Task goal :: Transcribe the listing verbatim. Do not carry over any pictures.

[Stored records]
+++
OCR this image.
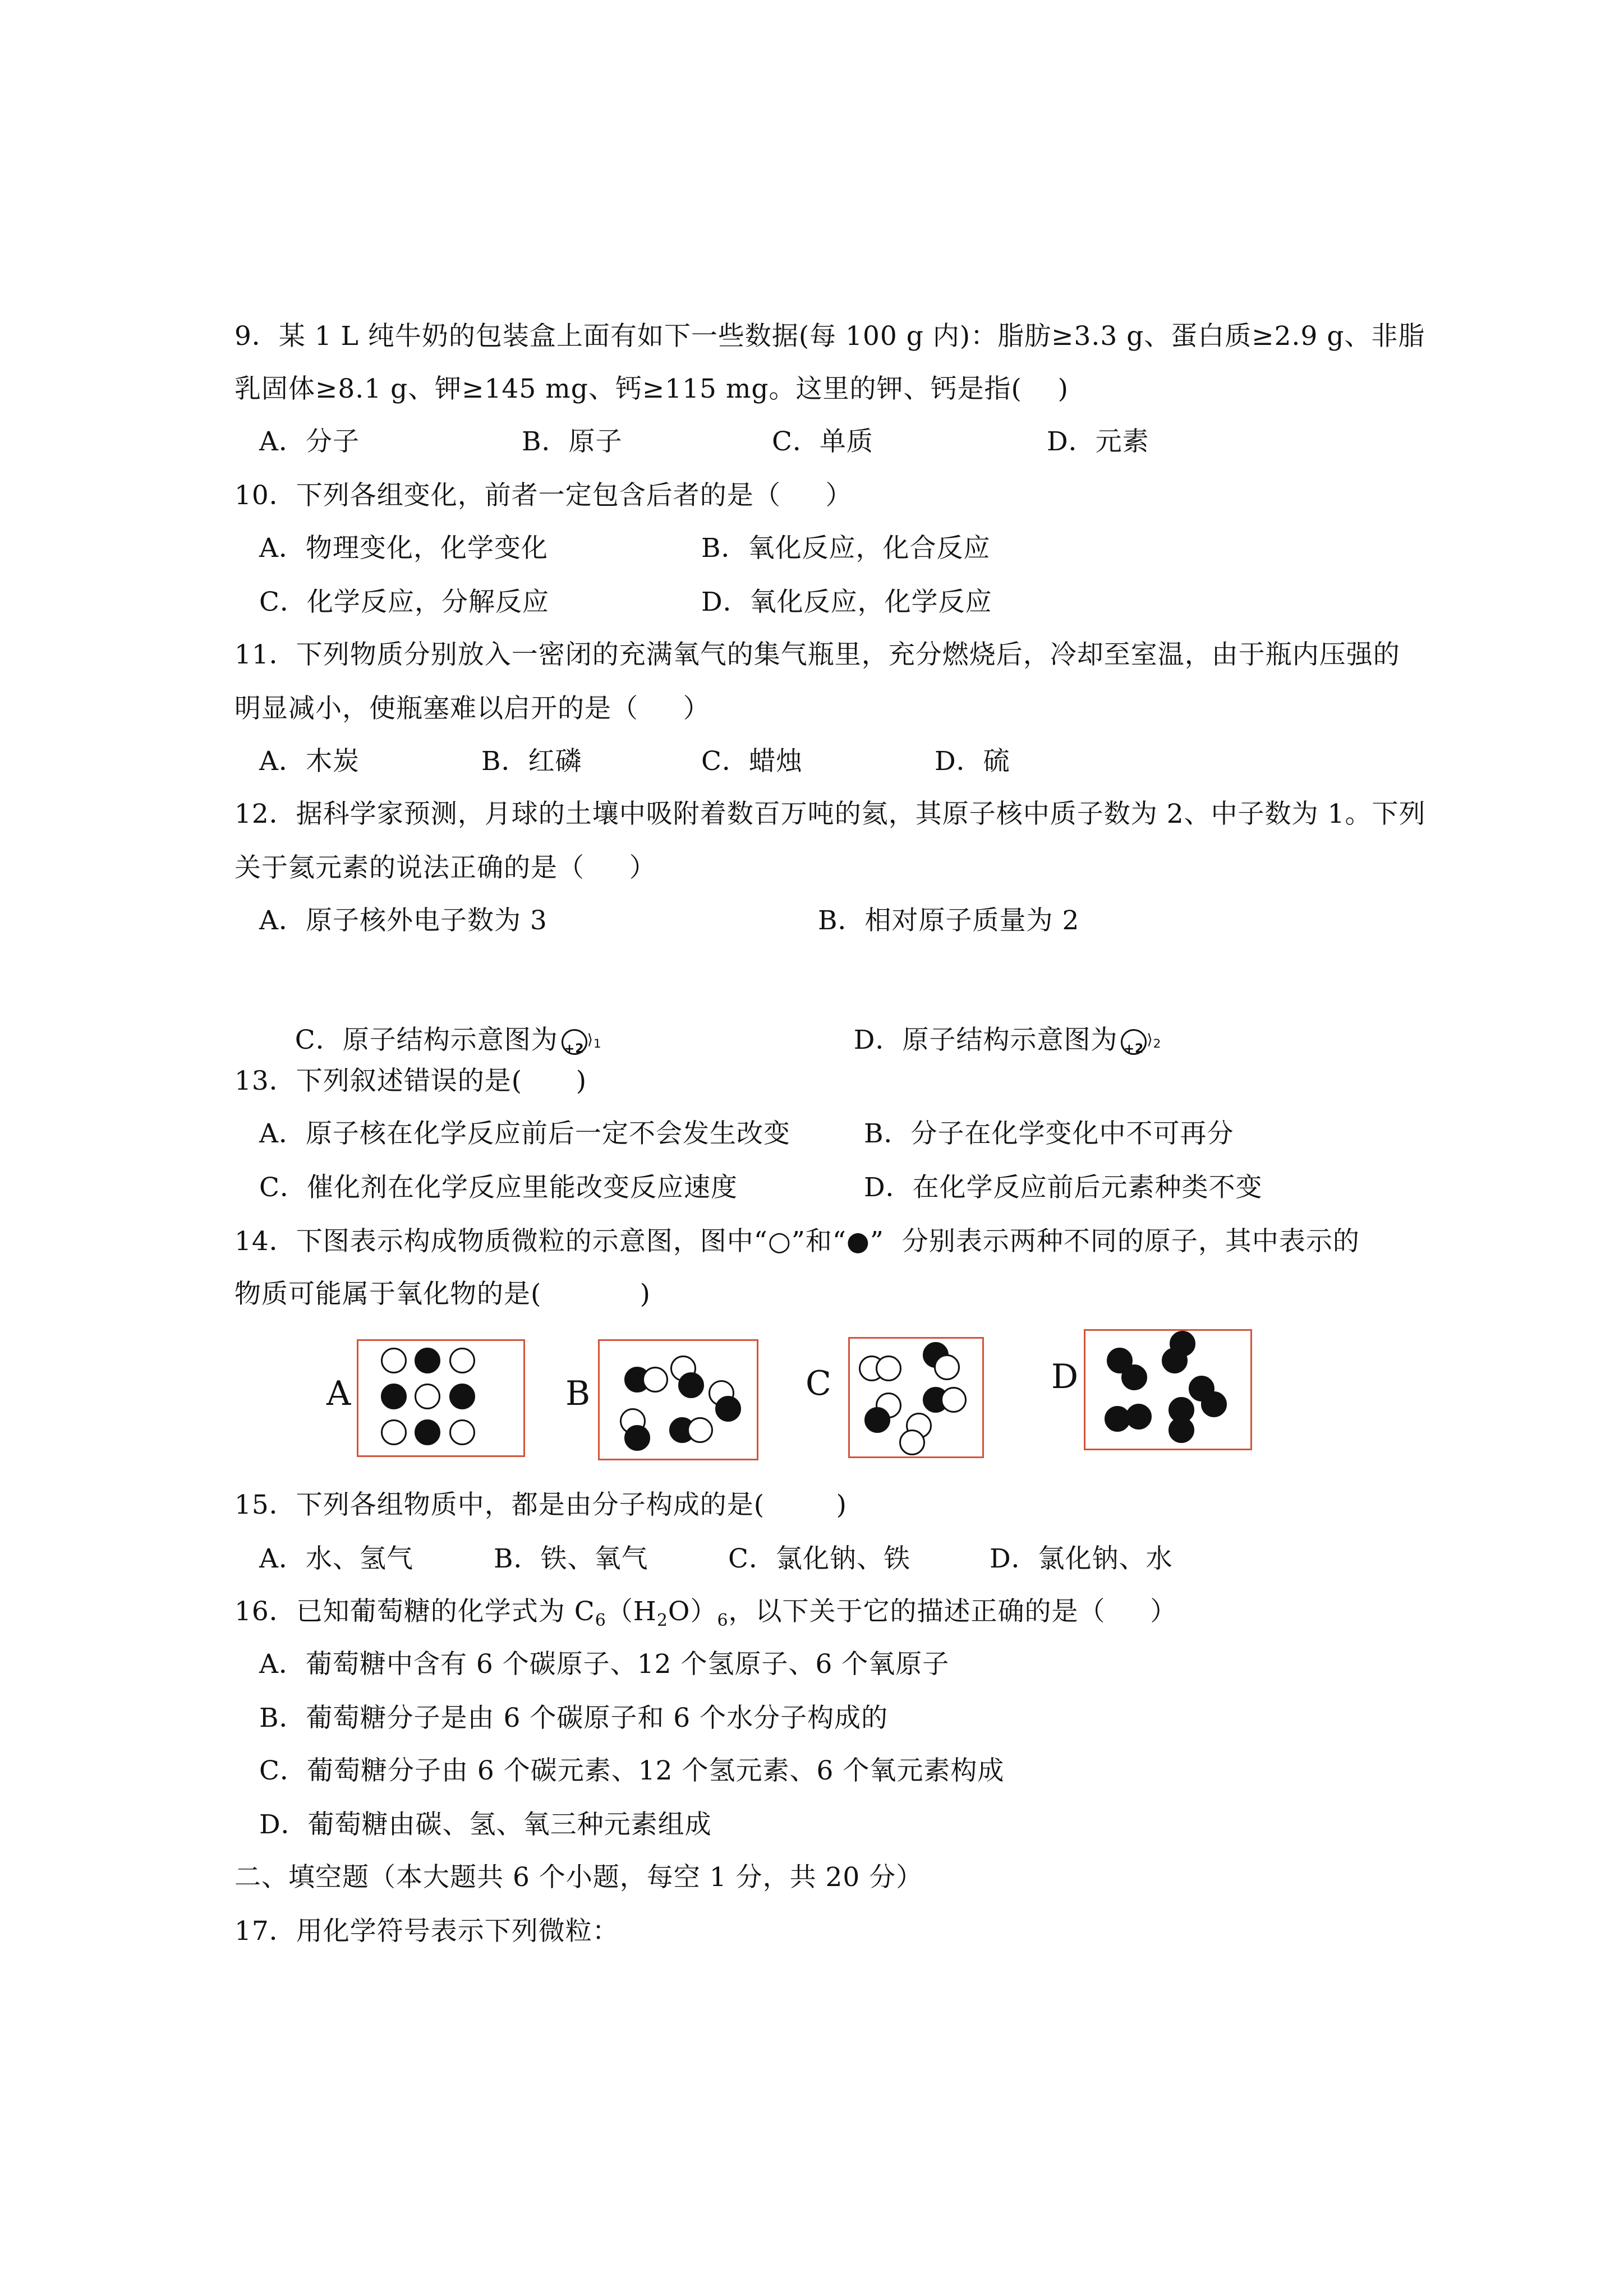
9．某 1 L 纯牛奶的包装盒上面有如下一些数据(每 100 g 内)：脂肪≥3.3 g、蛋白质≥2.9 g、非脂
乳固体≥8.1 g、钾≥145 mg、钙≥115 mg。这里的钾、钙是指(    )
A．分子	B．原子	C．单质	D．元素
10．下列各组变化，前者一定包含后者的是（     ）
A．物理变化，化学变化	B．氧化反应，化合反应
C．化学反应，分解反应	D．氧化反应，化学反应
11．下列物质分别放入一密闭的充满氧气的集气瓶里，充分燃烧后，冷却至室温，由于瓶内压强的
明显减小，使瓶塞难以启开的是（     ）
A．木炭	B．红磷	C．蜡烛	D．硫
12．据科学家预测，月球的土壤中吸附着数百万吨的氦，其原子核中质子数为 2、中子数为 1。下列
关于氦元素的说法正确的是（     ）
A．原子核外电子数为 3	B．相对原子质量为 2

C．原子结构示意图为 +2
$⟩_1$
	D．原子结构示意图为 +2
$⟩_2$

13．下列叙述错误的是(      )
A．原子核在化学反应前后一定不会发生改变	B．分子在化学变化中不可再分
C．催化剂在化学反应里能改变反应速度	D．在化学反应前后元素种类不变
14．下图表示构成物质微粒的示意图，图中“○”和“●”  分别表示两种不同的原子，其中表示的
物质可能属于氧化物的是(           )
A	B	C	D
15．下列各组物质中，都是由分子构成的是(        )
A．水、氢气	B．铁、氧气	C．氯化钠、铁	D．氯化钠、水
16．已知葡萄糖的化学式为 $C_6(H_2O)_6$，以下关于它的描述正确的是（     ）
A．葡萄糖中含有 6 个碳原子、12 个氢原子、6 个氧原子
B．葡萄糖分子是由 6 个碳原子和 6 个水分子构成的
C．葡萄糖分子由 6 个碳元素、12 个氢元素、6 个氧元素构成
D．葡萄糖由碳、氢、氧三种元素组成
二、填空题（本大题共 6 个小题，每空 1 分，共 20 分）
17．用化学符号表示下列微粒：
+++
Exercise solution ::
OCR this image.
9．某 1 L 纯牛奶的包装盒上面有如下一些数据(每 100 g 内)：脂肪≥3.3 g、蛋白质≥2.9 g、非脂
乳固体≥8.1 g、钾≥145 mg、钙≥115 mg。这里的钾、钙是指(    )
A．分子	B．原子	C．单质	D．元素
10．下列各组变化，前者一定包含后者的是（     ）
A．物理变化，化学变化	B．氧化反应，化合反应
C．化学反应，分解反应	D．氧化反应，化学反应
11．下列物质分别放入一密闭的充满氧气的集气瓶里，充分燃烧后，冷却至室温，由于瓶内压强的
明显减小，使瓶塞难以启开的是（     ）
A．木炭	B．红磷	C．蜡烛	D．硫
12．据科学家预测，月球的土壤中吸附着数百万吨的氦，其原子核中质子数为 2、中子数为 1。下列
关于氦元素的说法正确的是（     ）
A．原子核外电子数为 3	B．相对原子质量为 2

C．原子结构示意图为 +2
$⟩_1$
	D．原子结构示意图为 +2
$⟩_2$

13．下列叙述错误的是(      )
A．原子核在化学反应前后一定不会发生改变	B．分子在化学变化中不可再分
C．催化剂在化学反应里能改变反应速度	D．在化学反应前后元素种类不变
14．下图表示构成物质微粒的示意图，图中“○”和“●”  分别表示两种不同的原子，其中表示的
物质可能属于氧化物的是(           )
A	B	C	D
15．下列各组物质中，都是由分子构成的是(        )
A．水、氢气	B．铁、氧气	C．氯化钠、铁	D．氯化钠、水
16．已知葡萄糖的化学式为 $C_6(H_2O)_6$，以下关于它的描述正确的是（     ）
A．葡萄糖中含有 6 个碳原子、12 个氢原子、6 个氧原子
B．葡萄糖分子是由 6 个碳原子和 6 个水分子构成的
C．葡萄糖分子由 6 个碳元素、12 个氢元素、6 个氧元素构成
D．葡萄糖由碳、氢、氧三种元素组成
二、填空题（本大题共 6 个小题，每空 1 分，共 20 分）
17．用化学符号表示下列微粒：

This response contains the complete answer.